TO BE DONE
Which lines hold the word "Acid"? Copy each of them.

(Records excerpted from a collection)

---+---

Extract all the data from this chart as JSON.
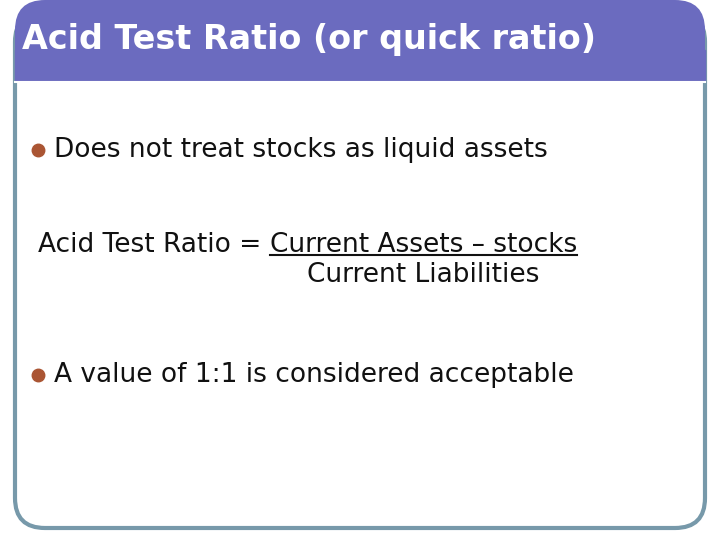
{
  "title": "Acid Test Ratio (or quick ratio)",
  "title_bg_color": "#6b6bbf",
  "title_text_color": "#ffffff",
  "slide_bg_color": "#ffffff",
  "border_color": "#7799aa",
  "bullet_color": "#aa5533",
  "bullet1": "Does not treat stocks as liquid assets",
  "formula_prefix": "Acid Test Ratio = ",
  "formula_numerator": "Current Assets – stocks",
  "formula_denominator": "Current Liabilities",
  "bullet2": "A value of 1:1 is considered acceptable",
  "text_color": "#111111",
  "title_fontsize": 24,
  "body_fontsize": 19,
  "formula_fontsize": 19
}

---+---

TASK ANSWER
  "title": "Acid Test Ratio (or quick ratio)",
  "formula_prefix": "Acid Test Ratio = ",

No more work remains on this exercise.